SELECTION
The following table describes the service-linked roles that can be automatically created based on authorization.

Role name

Role permission

References

AliyunServiceRoleForDataworksEngine

Allows DataWorks to access MaxCompute.

Role 1: AliyunServiceRoleForDataworksEngine

AliyunServiceRoleForDataworksOnEmr

Obtains metadata information of an EMR DataLake cluster and previews related data records in Data Map.

Role 2: AliyunServiceRoleForDataworksOnEmr

AliyunServiceRoleForDataWorks

Obtains and modifies the network configurations of virtual private clouds (VPCs) and the configurations of security groups, and establishes network connections between DataWorks exclusive resource groups and data sources.

DataWorks service-linked role

AliyunServiceRoleForDataWorksDI

Allows Data Integration to obtain RAM roles and assume a custom RAM role to access a data source.

Description of the AliyunServiceRoleForDataWorksDI role

AliyunDIDefaultRole

Allows DataWorks to access resources of other Alibaba Cloud services activated by the current account during data source configuration, node configuration, and data synchronization. The services include ApsaraDB RDS, ApsaraDB for Redis, ApsaraDB for MongoDB, PolarDB-X, HybridDB for MySQL, AnalyticDB for PostgreSQL, PolarDB, Data Management (DMS), and Data Lake Formation (DLF).

Description of the AliyunDIDefaultRole role

AliyunServiceRoleForDataWorksOpenPlatform

Accesses and modifies events in EventBridge and supports message event capabilities in DataWorks Open Platform.

Appendix: DataWorks service-linked role

AliyunServiceRoleForDataWorksAccessDLF

Allows DataWorks to access metadata information of DLF, grants permissions on metadata to users, and revokes permissions on metadata from users. This role is used to implement application and request processing for permissions on DLF metadata in Security Center.

Appendix: Service-linked role used by DataWorks to access DLF

The following sections describe the service-linked roles related to MaxCompute compute engines and EMR DataLake clusters.

Role 1: AliyunServiceRoleForDataworksEngine

  • Role name: AliyunServiceRoleForDataworksEngine

  • Role permissions: Authorizes DataWorks to access MaxCompute.

WRITTEN REQUEST 1
Name every role listed in the table of the text about DataWorks service-linked roles.

RECORDS TO USE
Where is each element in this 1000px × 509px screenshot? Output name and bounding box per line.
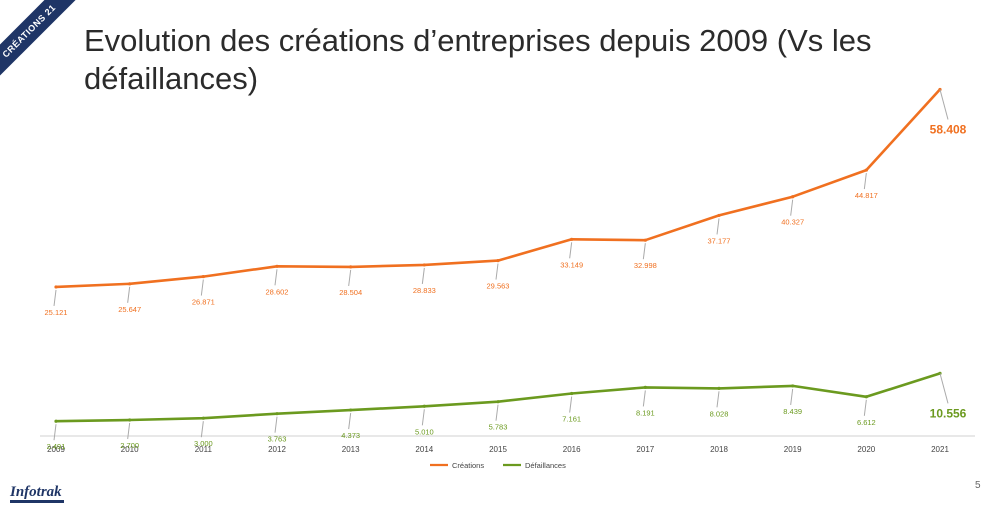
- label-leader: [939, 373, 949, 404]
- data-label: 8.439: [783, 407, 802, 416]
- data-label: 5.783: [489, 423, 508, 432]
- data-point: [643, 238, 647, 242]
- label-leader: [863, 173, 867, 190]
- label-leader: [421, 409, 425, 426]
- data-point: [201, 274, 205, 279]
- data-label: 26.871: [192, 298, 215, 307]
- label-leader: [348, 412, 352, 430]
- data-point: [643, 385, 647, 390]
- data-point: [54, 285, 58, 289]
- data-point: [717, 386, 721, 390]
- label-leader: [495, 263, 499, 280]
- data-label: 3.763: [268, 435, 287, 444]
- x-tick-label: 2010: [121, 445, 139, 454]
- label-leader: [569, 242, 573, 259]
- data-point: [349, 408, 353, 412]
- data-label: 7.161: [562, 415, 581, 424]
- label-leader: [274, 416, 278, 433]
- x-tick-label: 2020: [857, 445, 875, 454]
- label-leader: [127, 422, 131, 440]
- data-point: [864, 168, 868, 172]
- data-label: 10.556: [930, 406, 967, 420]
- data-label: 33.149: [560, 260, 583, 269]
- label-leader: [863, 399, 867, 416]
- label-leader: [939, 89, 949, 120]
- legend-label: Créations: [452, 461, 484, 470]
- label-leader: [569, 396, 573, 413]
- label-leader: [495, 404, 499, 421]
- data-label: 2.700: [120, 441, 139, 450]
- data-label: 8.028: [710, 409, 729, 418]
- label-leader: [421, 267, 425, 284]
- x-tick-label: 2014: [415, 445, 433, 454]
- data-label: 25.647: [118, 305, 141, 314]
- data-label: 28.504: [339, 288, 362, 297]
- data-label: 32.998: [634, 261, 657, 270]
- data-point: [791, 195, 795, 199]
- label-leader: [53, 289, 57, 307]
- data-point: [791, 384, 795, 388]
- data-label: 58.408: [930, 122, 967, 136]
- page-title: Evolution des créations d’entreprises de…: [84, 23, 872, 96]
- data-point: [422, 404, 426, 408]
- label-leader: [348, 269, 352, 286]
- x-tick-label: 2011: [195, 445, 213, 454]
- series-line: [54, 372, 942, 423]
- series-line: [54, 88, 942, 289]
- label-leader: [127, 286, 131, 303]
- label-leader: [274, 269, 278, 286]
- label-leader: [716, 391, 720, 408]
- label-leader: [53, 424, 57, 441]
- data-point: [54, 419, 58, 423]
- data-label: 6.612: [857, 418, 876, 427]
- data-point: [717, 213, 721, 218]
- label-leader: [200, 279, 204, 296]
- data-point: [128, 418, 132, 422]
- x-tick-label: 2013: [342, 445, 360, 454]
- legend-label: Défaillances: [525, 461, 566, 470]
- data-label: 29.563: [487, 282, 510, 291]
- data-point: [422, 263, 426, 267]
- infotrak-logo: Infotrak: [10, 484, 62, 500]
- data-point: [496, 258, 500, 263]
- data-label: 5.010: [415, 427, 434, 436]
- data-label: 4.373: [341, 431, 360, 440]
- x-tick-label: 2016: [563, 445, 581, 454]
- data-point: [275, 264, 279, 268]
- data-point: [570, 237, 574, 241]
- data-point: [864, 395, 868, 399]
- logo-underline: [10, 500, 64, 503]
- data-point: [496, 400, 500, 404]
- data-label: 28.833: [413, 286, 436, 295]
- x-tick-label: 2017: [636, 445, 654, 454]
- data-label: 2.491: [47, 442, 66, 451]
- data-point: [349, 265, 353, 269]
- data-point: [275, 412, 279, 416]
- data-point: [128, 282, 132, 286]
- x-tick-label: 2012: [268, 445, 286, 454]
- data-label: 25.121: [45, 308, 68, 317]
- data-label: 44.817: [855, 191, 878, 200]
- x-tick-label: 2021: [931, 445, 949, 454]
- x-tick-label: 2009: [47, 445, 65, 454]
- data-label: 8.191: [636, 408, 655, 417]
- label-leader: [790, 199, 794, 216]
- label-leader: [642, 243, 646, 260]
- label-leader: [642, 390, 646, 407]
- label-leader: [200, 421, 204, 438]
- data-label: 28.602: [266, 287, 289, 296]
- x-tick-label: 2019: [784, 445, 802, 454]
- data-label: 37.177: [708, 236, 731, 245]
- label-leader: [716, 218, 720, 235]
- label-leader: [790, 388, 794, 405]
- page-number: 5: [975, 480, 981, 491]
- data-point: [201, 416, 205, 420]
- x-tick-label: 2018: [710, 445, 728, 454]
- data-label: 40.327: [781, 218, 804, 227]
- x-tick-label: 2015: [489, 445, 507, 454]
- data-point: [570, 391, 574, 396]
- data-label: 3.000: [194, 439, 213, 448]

==

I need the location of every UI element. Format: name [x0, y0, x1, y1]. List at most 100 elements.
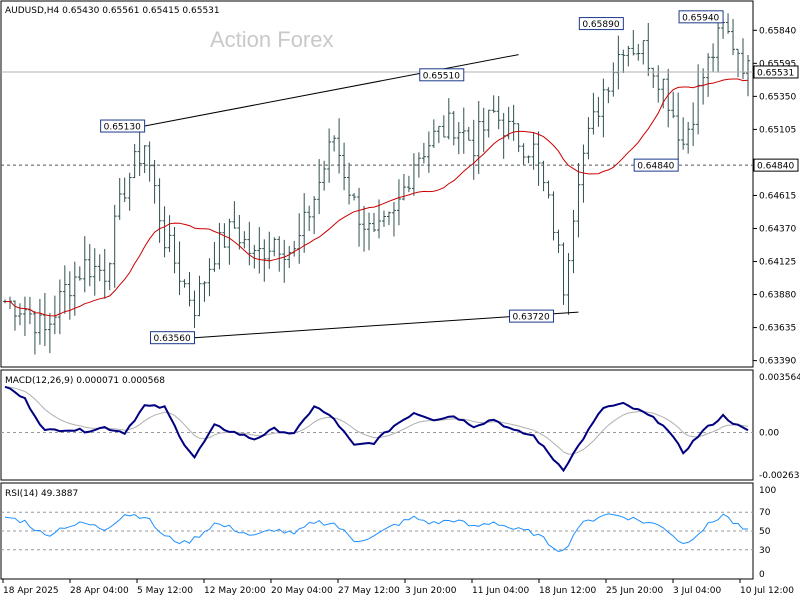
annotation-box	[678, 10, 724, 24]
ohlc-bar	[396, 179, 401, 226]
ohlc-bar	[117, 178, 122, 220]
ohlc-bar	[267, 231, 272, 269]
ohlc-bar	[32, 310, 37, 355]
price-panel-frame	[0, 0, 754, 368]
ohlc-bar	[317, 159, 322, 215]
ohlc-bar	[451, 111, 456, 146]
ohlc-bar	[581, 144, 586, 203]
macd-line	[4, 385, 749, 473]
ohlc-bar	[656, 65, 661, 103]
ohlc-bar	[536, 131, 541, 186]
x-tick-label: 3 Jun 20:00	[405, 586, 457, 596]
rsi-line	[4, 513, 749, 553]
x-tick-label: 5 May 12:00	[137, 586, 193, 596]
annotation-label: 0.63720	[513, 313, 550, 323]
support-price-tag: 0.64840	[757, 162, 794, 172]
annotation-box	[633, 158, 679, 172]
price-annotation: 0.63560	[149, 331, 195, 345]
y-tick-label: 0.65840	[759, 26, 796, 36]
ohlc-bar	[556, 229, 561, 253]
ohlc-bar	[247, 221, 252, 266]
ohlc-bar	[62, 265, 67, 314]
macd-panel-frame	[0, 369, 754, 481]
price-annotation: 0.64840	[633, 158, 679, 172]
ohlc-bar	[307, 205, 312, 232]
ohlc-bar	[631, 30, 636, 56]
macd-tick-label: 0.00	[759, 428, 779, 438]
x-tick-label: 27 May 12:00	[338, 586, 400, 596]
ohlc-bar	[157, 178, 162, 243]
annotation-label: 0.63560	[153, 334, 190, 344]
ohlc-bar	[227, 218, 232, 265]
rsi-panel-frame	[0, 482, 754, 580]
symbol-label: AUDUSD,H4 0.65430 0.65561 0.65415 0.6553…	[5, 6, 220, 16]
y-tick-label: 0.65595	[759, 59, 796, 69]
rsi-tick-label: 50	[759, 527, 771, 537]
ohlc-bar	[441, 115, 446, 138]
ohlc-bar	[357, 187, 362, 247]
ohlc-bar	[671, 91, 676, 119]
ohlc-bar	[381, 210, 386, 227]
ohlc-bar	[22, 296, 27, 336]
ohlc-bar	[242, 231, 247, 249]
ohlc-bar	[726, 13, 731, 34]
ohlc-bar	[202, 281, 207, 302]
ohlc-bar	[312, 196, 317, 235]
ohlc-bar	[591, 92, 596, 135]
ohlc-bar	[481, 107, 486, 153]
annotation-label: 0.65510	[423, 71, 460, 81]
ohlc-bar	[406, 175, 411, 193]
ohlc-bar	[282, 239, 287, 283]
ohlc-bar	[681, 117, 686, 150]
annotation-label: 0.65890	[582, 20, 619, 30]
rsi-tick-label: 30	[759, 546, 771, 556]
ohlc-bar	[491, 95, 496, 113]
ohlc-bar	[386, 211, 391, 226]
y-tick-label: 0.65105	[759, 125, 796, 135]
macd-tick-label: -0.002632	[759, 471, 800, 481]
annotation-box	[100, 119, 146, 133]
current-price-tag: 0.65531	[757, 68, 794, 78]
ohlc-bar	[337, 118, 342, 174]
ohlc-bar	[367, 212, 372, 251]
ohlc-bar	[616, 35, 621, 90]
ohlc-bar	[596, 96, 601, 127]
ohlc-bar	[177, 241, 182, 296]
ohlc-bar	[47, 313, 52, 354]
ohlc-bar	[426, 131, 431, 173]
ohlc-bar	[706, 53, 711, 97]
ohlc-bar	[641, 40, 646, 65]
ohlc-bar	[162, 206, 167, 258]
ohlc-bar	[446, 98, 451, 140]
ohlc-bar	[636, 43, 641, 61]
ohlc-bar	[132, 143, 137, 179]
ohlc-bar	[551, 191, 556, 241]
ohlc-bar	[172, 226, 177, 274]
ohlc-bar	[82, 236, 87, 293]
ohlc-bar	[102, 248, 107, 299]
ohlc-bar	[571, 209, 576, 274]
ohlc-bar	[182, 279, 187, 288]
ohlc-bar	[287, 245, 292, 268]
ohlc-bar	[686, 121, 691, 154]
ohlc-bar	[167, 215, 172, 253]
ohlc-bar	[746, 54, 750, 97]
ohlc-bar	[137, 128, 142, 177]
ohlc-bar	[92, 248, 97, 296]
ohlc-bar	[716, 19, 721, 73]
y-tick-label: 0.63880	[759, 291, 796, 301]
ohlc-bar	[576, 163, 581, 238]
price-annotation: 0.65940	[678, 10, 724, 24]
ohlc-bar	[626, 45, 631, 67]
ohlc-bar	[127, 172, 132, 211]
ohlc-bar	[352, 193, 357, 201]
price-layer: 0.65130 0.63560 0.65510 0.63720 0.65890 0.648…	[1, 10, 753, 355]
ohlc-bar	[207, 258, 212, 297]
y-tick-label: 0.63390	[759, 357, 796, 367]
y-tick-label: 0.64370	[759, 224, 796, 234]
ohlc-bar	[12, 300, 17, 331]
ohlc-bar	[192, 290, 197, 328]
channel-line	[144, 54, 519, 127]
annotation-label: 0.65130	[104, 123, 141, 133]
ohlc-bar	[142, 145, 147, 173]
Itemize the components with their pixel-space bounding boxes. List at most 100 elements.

WRITTEN REQUEST 2
Copy out the lines of the records word for word, from the line with "- label-leader: [939, 373, 949, 404]" to the line with "- data-point: [54, 285, 58, 289]".

FULL SOLUTION 1
AliyunServiceRoleForDataworksEngine
AliyunServiceRoleForDataworksOnEmr
AliyunServiceRoleForDataWorks
AliyunServiceRoleForDataWorksDI
AliyunDIDefaultRole
AliyunServiceRoleForDataWorksOpenPlatform
AliyunServiceRoleForDataWorksAccessDLF

FULL SOLUTION 2
- label-leader: [939, 373, 949, 404]
- data-label: 8.439: [783, 407, 802, 416]
- data-label: 5.783: [489, 423, 508, 432]
- data-point: [643, 238, 647, 242]
- label-leader: [863, 173, 867, 190]
- label-leader: [421, 409, 425, 426]
- data-point: [201, 274, 205, 279]
- data-label: 26.871: [192, 298, 215, 307]
- label-leader: [348, 412, 352, 430]
- data-point: [643, 385, 647, 390]
- data-point: [54, 285, 58, 289]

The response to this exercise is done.